══ Listed records

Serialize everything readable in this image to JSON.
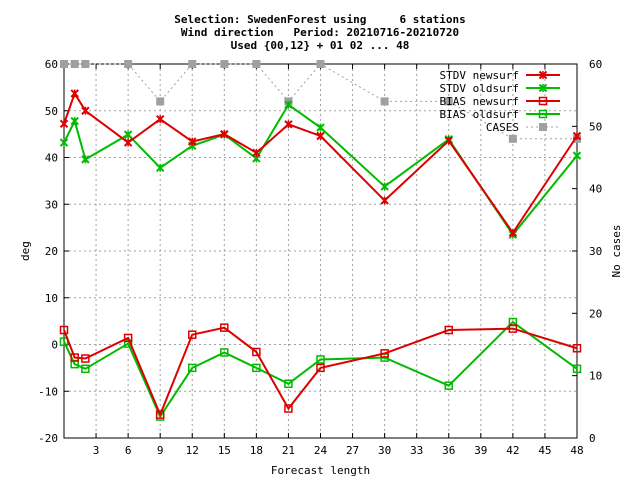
{
  "chart_data": {
    "type": "line",
    "title_lines": [
      "Selection: SwedenForest using     6 stations",
      "Wind direction   Period: 20210716-20210720",
      "Used {00,12} + 01 02 ... 48"
    ],
    "xlabel": "Forecast length",
    "ylabel": "deg",
    "y2label": "No cases",
    "xlim": [
      0,
      48
    ],
    "ylim": [
      -20,
      60
    ],
    "y2lim": [
      0,
      60
    ],
    "xticks": [
      3,
      6,
      9,
      12,
      15,
      18,
      21,
      24,
      27,
      30,
      33,
      36,
      39,
      42,
      45,
      48
    ],
    "yticks": [
      -20,
      -10,
      0,
      10,
      20,
      30,
      40,
      50,
      60
    ],
    "y2ticks": [
      0,
      10,
      20,
      30,
      40,
      50,
      60
    ],
    "grid": true,
    "legend_position": "top-right",
    "x": [
      0,
      1,
      2,
      6,
      9,
      12,
      15,
      18,
      21,
      24,
      30,
      36,
      42,
      48
    ],
    "series": [
      {
        "name": "STDV newsurf",
        "axis": "y1",
        "marker": "x",
        "color": "#dd0000",
        "values": [
          47.2,
          53.7,
          50.0,
          43.2,
          48.2,
          43.4,
          45.0,
          41.0,
          47.1,
          44.6,
          30.8,
          43.6,
          23.9,
          44.6
        ]
      },
      {
        "name": "STDV oldsurf",
        "axis": "y1",
        "marker": "x",
        "color": "#00bb00",
        "values": [
          43.2,
          47.8,
          39.6,
          44.9,
          37.8,
          42.5,
          44.9,
          39.8,
          51.3,
          46.4,
          33.8,
          43.9,
          23.5,
          40.4
        ]
      },
      {
        "name": "BIAS newsurf",
        "axis": "y1",
        "marker": "square",
        "color": "#dd0000",
        "values": [
          3.1,
          -2.8,
          -3.0,
          1.4,
          -15.0,
          2.1,
          3.6,
          -1.6,
          -13.7,
          -5.0,
          -1.9,
          3.1,
          3.4,
          -0.8
        ]
      },
      {
        "name": "BIAS oldsurf",
        "axis": "y1",
        "marker": "square",
        "color": "#00bb00",
        "values": [
          0.6,
          -4.2,
          -5.2,
          0.2,
          -15.4,
          -5.0,
          -1.7,
          -5.0,
          -8.4,
          -3.2,
          -2.8,
          -8.8,
          4.8,
          -5.2
        ]
      },
      {
        "name": "CASES",
        "axis": "y2",
        "marker": "square",
        "color": "#a0a0a0",
        "dashed": true,
        "values": [
          60,
          60,
          60,
          60,
          54,
          60,
          60,
          60,
          54,
          60,
          54,
          54,
          48,
          48
        ]
      }
    ]
  }
}
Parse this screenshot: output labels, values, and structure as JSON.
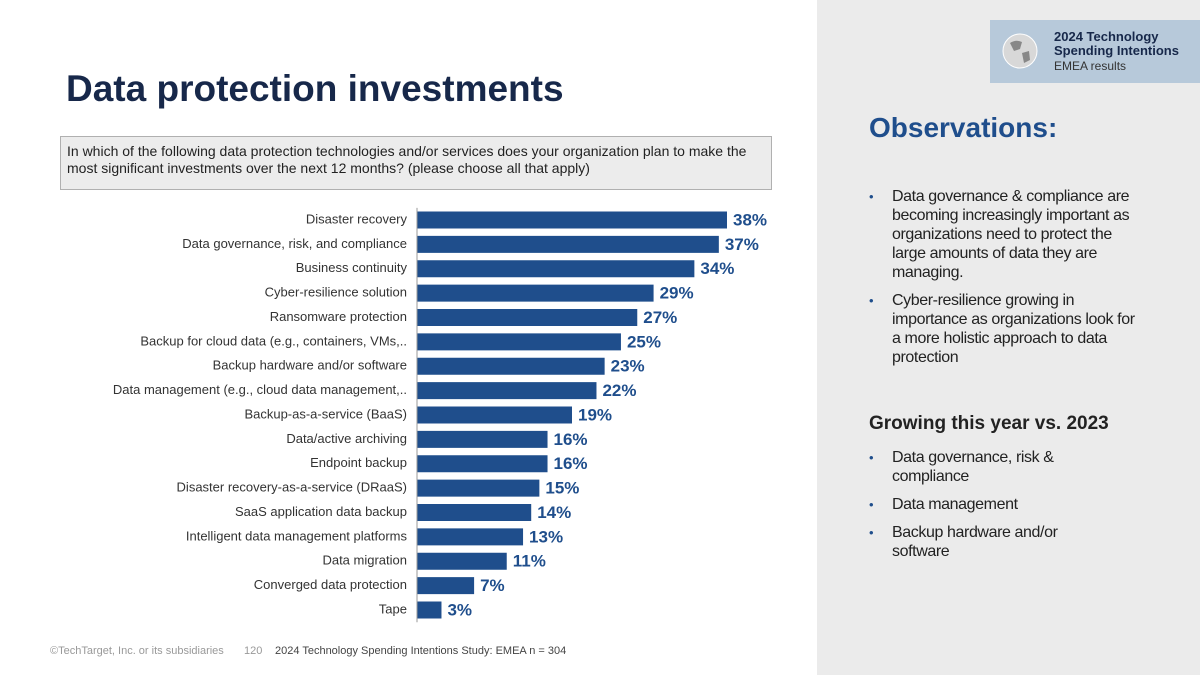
{
  "header": {
    "title": "Data protection investments"
  },
  "question": "In which of the following data protection technologies and/or services does your organization plan to make the most significant investments over the next 12 months? (please choose all that apply)",
  "chart_data": {
    "type": "bar",
    "orientation": "horizontal",
    "color": "#1f4e8c",
    "categories": [
      "Disaster recovery",
      "Data governance, risk, and compliance",
      "Business continuity",
      "Cyber-resilience solution",
      "Ransomware protection",
      "Backup for cloud data (e.g., containers, VMs,..",
      "Backup hardware and/or software",
      "Data management (e.g., cloud data management,..",
      "Backup-as-a-service (BaaS)",
      "Data/active archiving",
      "Endpoint backup",
      "Disaster recovery-as-a-service (DRaaS)",
      "SaaS application data backup",
      "Intelligent data management platforms",
      "Data migration",
      "Converged data protection",
      "Tape"
    ],
    "values": [
      38,
      37,
      34,
      29,
      27,
      25,
      23,
      22,
      19,
      16,
      16,
      15,
      14,
      13,
      11,
      7,
      3
    ],
    "value_labels": [
      "38%",
      "37%",
      "34%",
      "29%",
      "27%",
      "25%",
      "23%",
      "22%",
      "19%",
      "16%",
      "16%",
      "15%",
      "14%",
      "13%",
      "11%",
      "7%",
      "3%"
    ]
  },
  "sidebar": {
    "badge": {
      "title": "2024 Technology",
      "subtitle": "Spending Intentions",
      "region": "EMEA results"
    },
    "observations_title": "Observations:",
    "observations": [
      "Data governance & compliance are becoming increasingly important as organizations need to protect the large amounts of data they are managing.",
      "Cyber-resilience growing in importance as organizations look for a more holistic approach to data protection"
    ],
    "growing_title": "Growing this year vs. 2023",
    "growing": [
      "Data governance, risk & compliance",
      "Data management",
      "Backup hardware and/or software"
    ]
  },
  "footer": {
    "copyright": "©TechTarget, Inc. or its subsidiaries",
    "page": "120",
    "source": "2024 Technology Spending Intentions Study: EMEA n = 304"
  }
}
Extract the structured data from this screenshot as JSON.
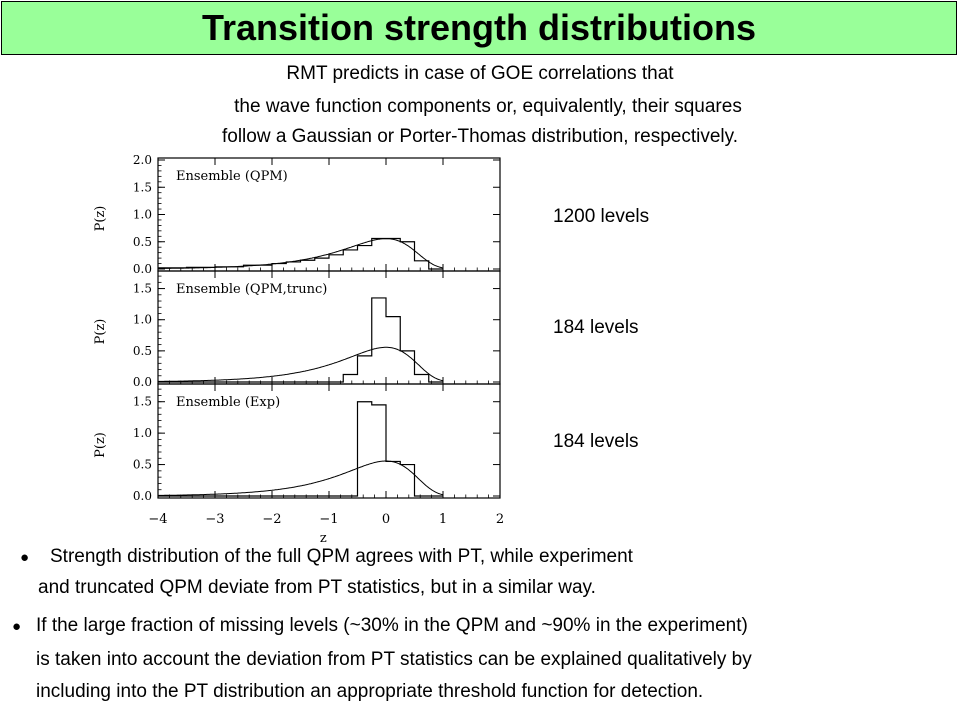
{
  "header": {
    "title": "Transition strength distributions"
  },
  "intro": {
    "line1": "RMT predicts in case of GOE correlations that",
    "line2": "the wave function components or, equivalently, their squares",
    "line3": "follow a Gaussian or Porter-Thomas distribution, respectively."
  },
  "annotations": {
    "panel1_levels": "1200 levels",
    "panel2_levels": "184 levels",
    "panel3_levels": "184 levels"
  },
  "bullets": {
    "symbol": "●",
    "b1_line1": "Strength distribution of the full QPM agrees with PT, while experiment",
    "b1_line2": "and truncated QPM deviate from PT statistics, but in a similar way.",
    "b2_line1": "If the large fraction of missing levels (~30% in the QPM and ~90% in the experiment)",
    "b2_line2": "is taken into account the deviation from PT statistics can be explained qualitatively by",
    "b2_line3": "including into the PT distribution an appropriate threshold function for detection."
  },
  "chart_data": [
    {
      "type": "line",
      "title": "Ensemble (QPM)",
      "xlabel": "z",
      "ylabel": "P(z)",
      "xlim": [
        -4,
        2
      ],
      "ylim": [
        0,
        2.0
      ],
      "yticks": [
        "0.0",
        "0.5",
        "1.0",
        "1.5",
        "2.0"
      ],
      "xticks": [
        "−4",
        "−3",
        "−2",
        "−1",
        "0",
        "1",
        "2"
      ],
      "grid": false,
      "histogram": {
        "edges": [
          -4.0,
          -3.5,
          -3.0,
          -2.5,
          -2.0,
          -1.75,
          -1.5,
          -1.25,
          -1.0,
          -0.75,
          -0.5,
          -0.25,
          0.0,
          0.25,
          0.5,
          0.75,
          1.0
        ],
        "values": [
          0.02,
          0.03,
          0.04,
          0.07,
          0.1,
          0.13,
          0.16,
          0.2,
          0.26,
          0.35,
          0.43,
          0.56,
          0.56,
          0.5,
          0.15,
          0.0
        ]
      },
      "curve": "porter-thomas-log"
    },
    {
      "type": "line",
      "title": "Ensemble (QPM,trunc)",
      "xlabel": "z",
      "ylabel": "P(z)",
      "xlim": [
        -4,
        2
      ],
      "ylim": [
        0,
        1.75
      ],
      "yticks": [
        "0.0",
        "0.5",
        "1.0",
        "1.5"
      ],
      "xticks": [
        "−4",
        "−3",
        "−2",
        "−1",
        "0",
        "1",
        "2"
      ],
      "grid": false,
      "histogram": {
        "edges": [
          -4.0,
          -0.75,
          -0.5,
          -0.25,
          0.0,
          0.25,
          0.5,
          0.75,
          1.0
        ],
        "values": [
          0.0,
          0.12,
          0.42,
          1.35,
          1.05,
          0.5,
          0.12,
          0.0
        ]
      },
      "curve": "porter-thomas-log"
    },
    {
      "type": "line",
      "title": "Ensemble (Exp)",
      "xlabel": "z",
      "ylabel": "P(z)",
      "xlim": [
        -4,
        2
      ],
      "ylim": [
        0,
        1.75
      ],
      "yticks": [
        "0.0",
        "0.5",
        "1.0",
        "1.5"
      ],
      "xticks": [
        "−4",
        "−3",
        "−2",
        "−1",
        "0",
        "1",
        "2"
      ],
      "grid": false,
      "histogram": {
        "edges": [
          -4.0,
          -0.5,
          -0.25,
          0.0,
          0.25,
          0.5,
          0.75,
          1.0
        ],
        "values": [
          0.0,
          1.5,
          1.45,
          0.55,
          0.5,
          0.0,
          0.0
        ]
      },
      "curve": "porter-thomas-log"
    }
  ]
}
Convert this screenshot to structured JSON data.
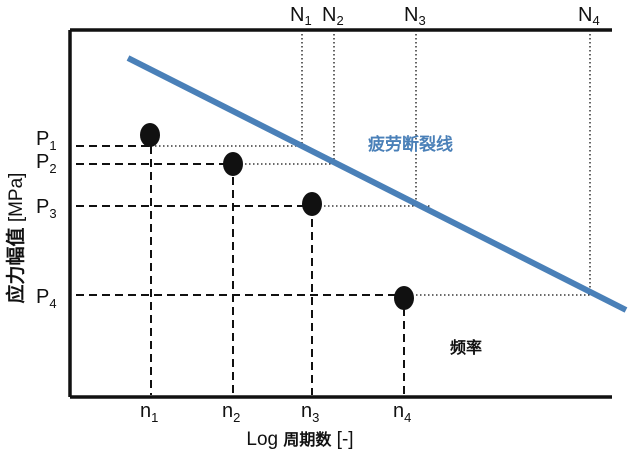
{
  "diagram": {
    "top_labels": [
      {
        "main": "N",
        "sub": "1"
      },
      {
        "main": "N",
        "sub": "2"
      },
      {
        "main": "N",
        "sub": "3"
      },
      {
        "main": "N",
        "sub": "4"
      }
    ],
    "left_labels": [
      {
        "main": "P",
        "sub": "1"
      },
      {
        "main": "P",
        "sub": "2"
      },
      {
        "main": "P",
        "sub": "3"
      },
      {
        "main": "P",
        "sub": "4"
      }
    ],
    "bottom_labels": [
      {
        "main": "n",
        "sub": "1"
      },
      {
        "main": "n",
        "sub": "2"
      },
      {
        "main": "n",
        "sub": "3"
      },
      {
        "main": "n",
        "sub": "4"
      }
    ],
    "y_axis_title": {
      "cjk": "应力幅值",
      "unit": " [MPa]"
    },
    "x_axis_title": {
      "prefix": "Log ",
      "cjk": "周期数",
      "unit": " [-]"
    },
    "curve_label": "疲劳断裂线",
    "region_label": "频率",
    "curve_color": "#4a80b8",
    "line_color": "#111111"
  }
}
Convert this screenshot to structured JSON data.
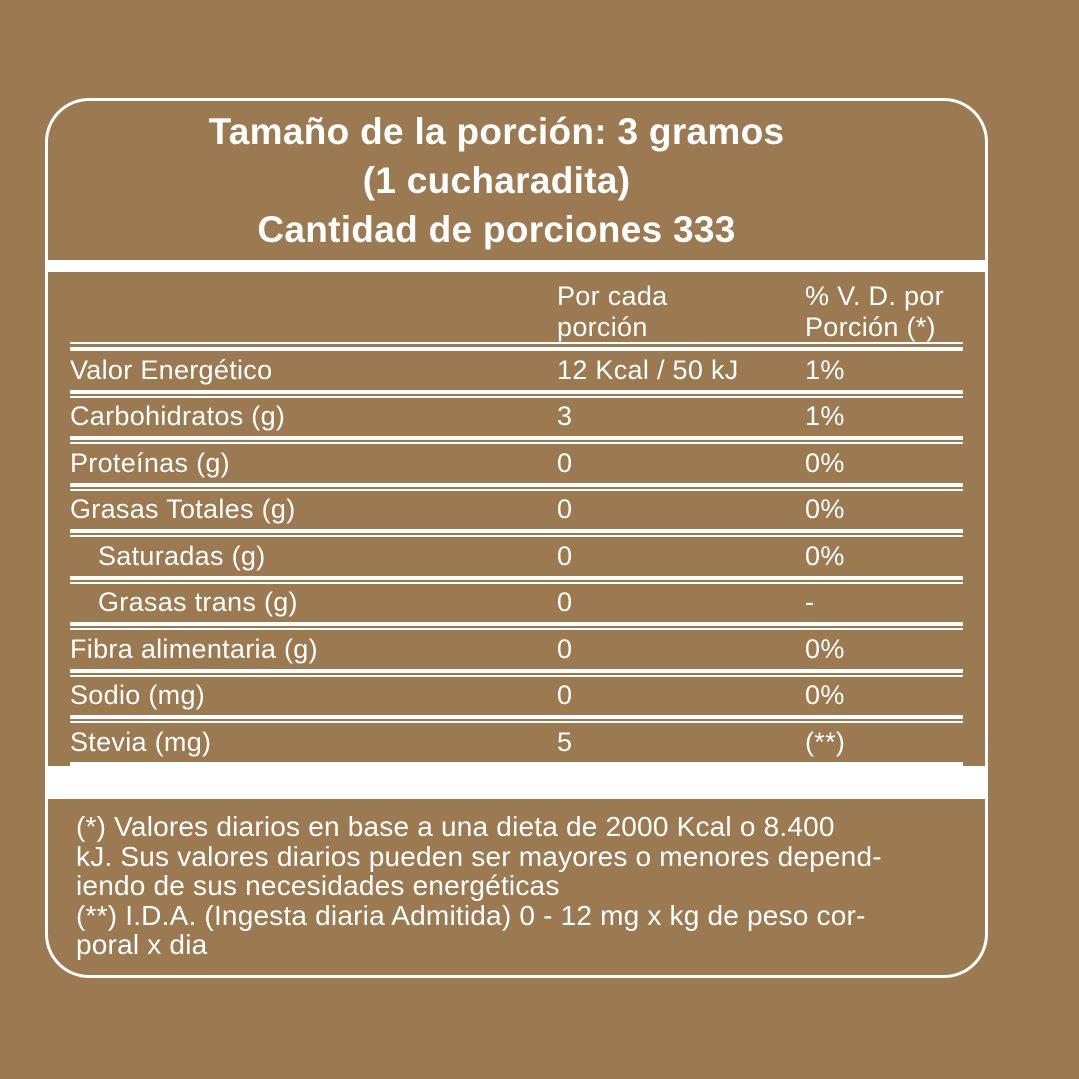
{
  "colors": {
    "background": "#9B7951",
    "foreground": "#FFFFFF"
  },
  "header": {
    "line1": "Tamaño de la porción: 3 gramos",
    "line2": "(1 cucharadita)",
    "line3": "Cantidad de porciones 333"
  },
  "table": {
    "columns": {
      "per_serving_line1": "Por cada",
      "per_serving_line2": "porción",
      "daily_value_line1": "% V. D. por",
      "daily_value_line2": "Porción (*)"
    },
    "rows": [
      {
        "label": "Valor Energético",
        "value": "12 Kcal / 50 kJ",
        "dv": "1%"
      },
      {
        "label": "Carbohidratos (g)",
        "value": "3",
        "dv": "1%"
      },
      {
        "label": "Proteínas (g)",
        "value": "0",
        "dv": "0%"
      },
      {
        "label": "Grasas Totales (g)",
        "value": "0",
        "dv": "0%"
      },
      {
        "label": "Saturadas (g)",
        "value": "0",
        "dv": "0%"
      },
      {
        "label": "Grasas trans (g)",
        "value": "0",
        "dv": "-"
      },
      {
        "label": "Fibra alimentaria (g)",
        "value": "0",
        "dv": "0%"
      },
      {
        "label": "Sodio (mg)",
        "value": "0",
        "dv": "0%"
      },
      {
        "label": "Stevia (mg)",
        "value": "5",
        "dv": "(**)"
      }
    ]
  },
  "footnote": {
    "lines": [
      "(*) Valores diarios en base a una dieta de 2000 Kcal o 8.400",
      "kJ. Sus valores diarios pueden ser mayores o menores depend-",
      "iendo de sus necesidades energéticas",
      "(**) I.D.A. (Ingesta diaria Admitida) 0 - 12 mg x kg de peso cor-",
      "poral x dia"
    ]
  }
}
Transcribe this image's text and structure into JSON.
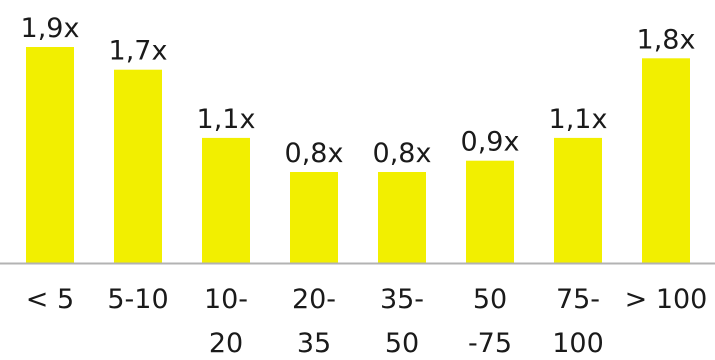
{
  "chart_data": {
    "type": "bar",
    "categories": [
      [
        "< 5"
      ],
      [
        "5-10"
      ],
      [
        "10-",
        "20"
      ],
      [
        "20-",
        "35"
      ],
      [
        "35-",
        "50"
      ],
      [
        "50",
        "-75"
      ],
      [
        "75-",
        "100"
      ],
      [
        "> 100"
      ]
    ],
    "values": [
      1.9,
      1.7,
      1.1,
      0.8,
      0.8,
      0.9,
      1.1,
      1.8
    ],
    "data_labels": [
      "1,9x",
      "1,7x",
      "1,1x",
      "0,8x",
      "0,8x",
      "0,9x",
      "1,1x",
      "1,8x"
    ],
    "title": "",
    "xlabel": "",
    "ylabel": "",
    "ylim": [
      0,
      2.0
    ],
    "grid": false,
    "legend": "none",
    "colors": {
      "bar": "#f2ef00",
      "axis": "#b3b3b3",
      "text": "#1a1a1a"
    }
  }
}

════

To do
All lines above containing the string "JSON" are to be collected.

The completed task
Serialize everything readable in this image to JSON.
Parse this screenshot: output labels, values, and structure as JSON.
Extract the structured data from this screenshot as JSON.
Convert this screenshot to structured JSON data.
Convert this screenshot to structured JSON data.
Transcribe this image's text and structure into JSON.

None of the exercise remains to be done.